#### Direction:
Below are entries. Pull out all lines containing "atomic".
>> BEGIN Records for processing
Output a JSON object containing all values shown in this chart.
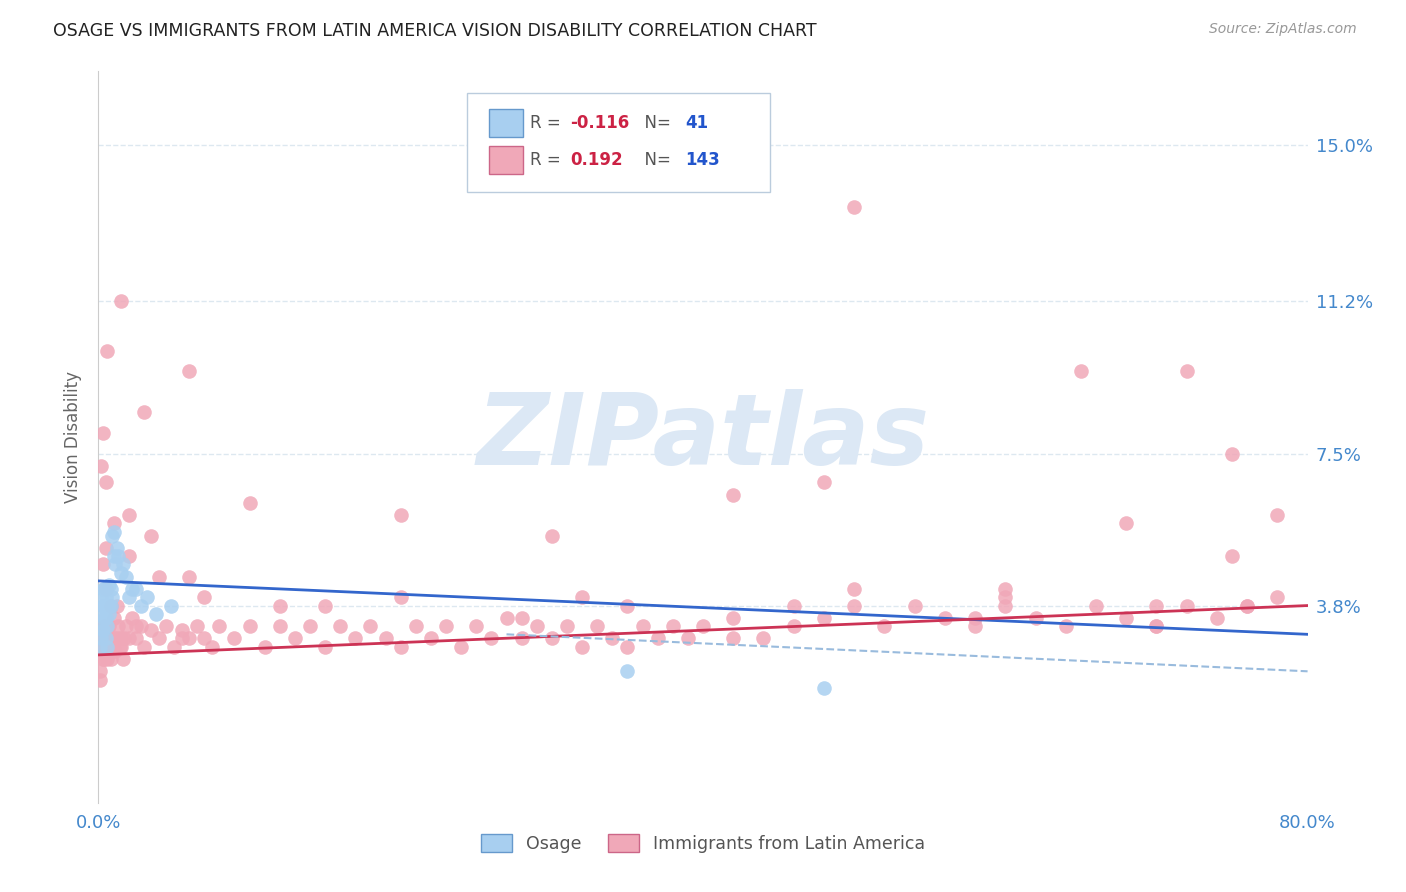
{
  "title": "OSAGE VS IMMIGRANTS FROM LATIN AMERICA VISION DISABILITY CORRELATION CHART",
  "source": "Source: ZipAtlas.com",
  "ylabel": "Vision Disability",
  "ytick_labels": [
    "3.8%",
    "7.5%",
    "11.2%",
    "15.0%"
  ],
  "ytick_values": [
    0.038,
    0.075,
    0.112,
    0.15
  ],
  "xlim": [
    0.0,
    0.8
  ],
  "ylim": [
    -0.01,
    0.168
  ],
  "osage_color": "#a8cff0",
  "latin_color": "#f0a8b8",
  "trend_blue": "#3366cc",
  "trend_pink": "#cc3355",
  "trend_dashed_color": "#99bbdd",
  "watermark": "ZIPatlas",
  "watermark_color": "#dce8f5",
  "label_color": "#4488cc",
  "grid_color": "#dde8f0",
  "background_color": "#ffffff",
  "osage_x": [
    0.001,
    0.001,
    0.002,
    0.002,
    0.002,
    0.003,
    0.003,
    0.003,
    0.004,
    0.004,
    0.004,
    0.005,
    0.005,
    0.005,
    0.006,
    0.006,
    0.006,
    0.007,
    0.007,
    0.007,
    0.008,
    0.008,
    0.009,
    0.009,
    0.01,
    0.01,
    0.011,
    0.012,
    0.013,
    0.015,
    0.016,
    0.018,
    0.02,
    0.022,
    0.025,
    0.028,
    0.032,
    0.038,
    0.048,
    0.35,
    0.48
  ],
  "osage_y": [
    0.028,
    0.033,
    0.03,
    0.036,
    0.04,
    0.032,
    0.038,
    0.042,
    0.035,
    0.038,
    0.042,
    0.03,
    0.035,
    0.04,
    0.033,
    0.038,
    0.028,
    0.036,
    0.038,
    0.043,
    0.038,
    0.042,
    0.04,
    0.055,
    0.05,
    0.056,
    0.048,
    0.052,
    0.05,
    0.046,
    0.048,
    0.045,
    0.04,
    0.042,
    0.042,
    0.038,
    0.04,
    0.036,
    0.038,
    0.022,
    0.018
  ],
  "latin_x": [
    0.001,
    0.001,
    0.002,
    0.002,
    0.003,
    0.003,
    0.004,
    0.004,
    0.005,
    0.005,
    0.006,
    0.006,
    0.007,
    0.007,
    0.008,
    0.008,
    0.009,
    0.01,
    0.011,
    0.012,
    0.013,
    0.014,
    0.015,
    0.016,
    0.017,
    0.018,
    0.02,
    0.022,
    0.025,
    0.028,
    0.03,
    0.035,
    0.04,
    0.045,
    0.05,
    0.055,
    0.06,
    0.065,
    0.07,
    0.075,
    0.08,
    0.09,
    0.1,
    0.11,
    0.12,
    0.13,
    0.14,
    0.15,
    0.16,
    0.17,
    0.18,
    0.19,
    0.2,
    0.21,
    0.22,
    0.23,
    0.24,
    0.25,
    0.26,
    0.27,
    0.28,
    0.29,
    0.3,
    0.31,
    0.32,
    0.33,
    0.34,
    0.35,
    0.36,
    0.37,
    0.38,
    0.39,
    0.4,
    0.42,
    0.44,
    0.46,
    0.48,
    0.5,
    0.52,
    0.54,
    0.56,
    0.58,
    0.6,
    0.62,
    0.64,
    0.66,
    0.68,
    0.7,
    0.72,
    0.74,
    0.76,
    0.78,
    0.003,
    0.005,
    0.008,
    0.012,
    0.02,
    0.035,
    0.06,
    0.1,
    0.15,
    0.2,
    0.28,
    0.35,
    0.42,
    0.5,
    0.6,
    0.7,
    0.005,
    0.01,
    0.02,
    0.04,
    0.07,
    0.12,
    0.2,
    0.32,
    0.46,
    0.6,
    0.72,
    0.003,
    0.006,
    0.015,
    0.03,
    0.06,
    0.48,
    0.68,
    0.75,
    0.78,
    0.002,
    0.005,
    0.01,
    0.025,
    0.055,
    0.42,
    0.58,
    0.7,
    0.76,
    0.3,
    0.5,
    0.65,
    0.75,
    0.001,
    0.004,
    0.015
  ],
  "latin_y": [
    0.022,
    0.03,
    0.028,
    0.032,
    0.025,
    0.03,
    0.028,
    0.033,
    0.027,
    0.032,
    0.025,
    0.03,
    0.028,
    0.033,
    0.03,
    0.025,
    0.028,
    0.03,
    0.027,
    0.03,
    0.033,
    0.028,
    0.03,
    0.025,
    0.03,
    0.033,
    0.03,
    0.035,
    0.03,
    0.033,
    0.028,
    0.032,
    0.03,
    0.033,
    0.028,
    0.032,
    0.03,
    0.033,
    0.03,
    0.028,
    0.033,
    0.03,
    0.033,
    0.028,
    0.033,
    0.03,
    0.033,
    0.028,
    0.033,
    0.03,
    0.033,
    0.03,
    0.028,
    0.033,
    0.03,
    0.033,
    0.028,
    0.033,
    0.03,
    0.035,
    0.03,
    0.033,
    0.03,
    0.033,
    0.028,
    0.033,
    0.03,
    0.028,
    0.033,
    0.03,
    0.033,
    0.03,
    0.033,
    0.035,
    0.03,
    0.033,
    0.035,
    0.038,
    0.033,
    0.038,
    0.035,
    0.033,
    0.038,
    0.035,
    0.033,
    0.038,
    0.035,
    0.033,
    0.038,
    0.035,
    0.038,
    0.04,
    0.048,
    0.042,
    0.038,
    0.038,
    0.06,
    0.055,
    0.045,
    0.063,
    0.038,
    0.04,
    0.035,
    0.038,
    0.03,
    0.042,
    0.04,
    0.038,
    0.052,
    0.058,
    0.05,
    0.045,
    0.04,
    0.038,
    0.06,
    0.04,
    0.038,
    0.042,
    0.095,
    0.08,
    0.1,
    0.112,
    0.085,
    0.095,
    0.068,
    0.058,
    0.05,
    0.06,
    0.072,
    0.068,
    0.035,
    0.033,
    0.03,
    0.065,
    0.035,
    0.033,
    0.038,
    0.055,
    0.135,
    0.095,
    0.075,
    0.02,
    0.025,
    0.028
  ]
}
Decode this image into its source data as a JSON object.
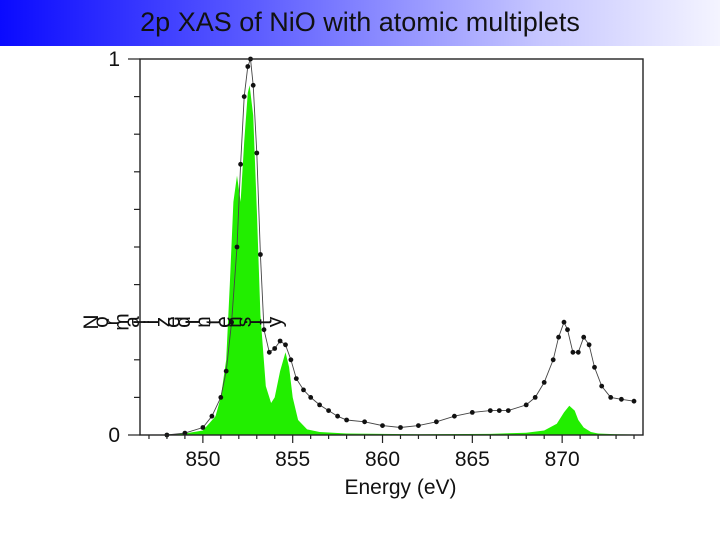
{
  "slide": {
    "title": "2p XAS of NiО with atomic multiplets",
    "title_color": "#111111",
    "band_colors": [
      "#0a0aff",
      "#f4f4ff"
    ]
  },
  "chart_data": {
    "type": "line",
    "title": "2p XAS of NiO with atomic multiplets",
    "xlabel": "Energy (eV)",
    "ylabel": "Normalized Intensity",
    "xlim": [
      846.5,
      874.5
    ],
    "ylim": [
      0,
      1
    ],
    "x_ticks": [
      850,
      855,
      860,
      865,
      870
    ],
    "y_tick_labels": [
      "0",
      "1"
    ],
    "grid": false,
    "legend": "none",
    "series": [
      {
        "kind": "experiment",
        "style": "black dots with thin connecting line",
        "color": "#000000",
        "x": [
          848.0,
          849.0,
          850.0,
          850.5,
          851.0,
          851.3,
          851.6,
          851.9,
          852.1,
          852.3,
          852.5,
          852.65,
          852.8,
          853.0,
          853.2,
          853.4,
          853.7,
          854.0,
          854.3,
          854.6,
          854.9,
          855.2,
          855.6,
          856.0,
          856.5,
          857.0,
          857.5,
          858.0,
          859.0,
          860.0,
          861.0,
          862.0,
          863.0,
          864.0,
          865.0,
          866.0,
          866.5,
          867.0,
          868.0,
          868.5,
          869.0,
          869.5,
          869.8,
          870.1,
          870.3,
          870.6,
          870.9,
          871.2,
          871.5,
          871.8,
          872.2,
          872.7,
          873.3,
          874.0
        ],
        "y": [
          0.0,
          0.005,
          0.02,
          0.05,
          0.1,
          0.17,
          0.3,
          0.5,
          0.72,
          0.9,
          0.98,
          1.0,
          0.93,
          0.75,
          0.48,
          0.28,
          0.22,
          0.23,
          0.25,
          0.24,
          0.2,
          0.15,
          0.12,
          0.1,
          0.08,
          0.065,
          0.05,
          0.04,
          0.035,
          0.025,
          0.02,
          0.025,
          0.035,
          0.05,
          0.06,
          0.065,
          0.065,
          0.065,
          0.08,
          0.1,
          0.14,
          0.2,
          0.26,
          0.3,
          0.28,
          0.22,
          0.22,
          0.26,
          0.24,
          0.18,
          0.13,
          0.1,
          0.095,
          0.09
        ]
      },
      {
        "kind": "atomic multiplet calculation",
        "style": "filled area",
        "color": "#22ee00",
        "x": [
          847.5,
          849.0,
          850.0,
          850.7,
          851.0,
          851.3,
          851.5,
          851.7,
          851.9,
          852.1,
          852.3,
          852.5,
          852.6,
          852.8,
          853.0,
          853.2,
          853.5,
          853.8,
          854.0,
          854.3,
          854.6,
          854.8,
          855.0,
          855.3,
          855.8,
          856.5,
          858.0,
          862.0,
          866.0,
          868.0,
          869.0,
          869.7,
          870.1,
          870.4,
          870.7,
          870.9,
          871.2,
          871.6,
          872.0,
          873.0,
          874.5
        ],
        "y": [
          0.0,
          0.004,
          0.012,
          0.05,
          0.1,
          0.2,
          0.4,
          0.62,
          0.69,
          0.62,
          0.78,
          0.91,
          0.93,
          0.85,
          0.6,
          0.32,
          0.13,
          0.085,
          0.1,
          0.17,
          0.22,
          0.18,
          0.1,
          0.04,
          0.015,
          0.008,
          0.004,
          0.002,
          0.003,
          0.006,
          0.012,
          0.03,
          0.06,
          0.078,
          0.065,
          0.04,
          0.02,
          0.008,
          0.004,
          0.002,
          0.001
        ]
      }
    ]
  }
}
>> END Records for processing
#### Worked answer:
    "title": "2p XAS of NiО with atomic multiplets",
    "title": "2p XAS of NiO with atomic multiplets",
        "kind": "atomic multiplet calculation",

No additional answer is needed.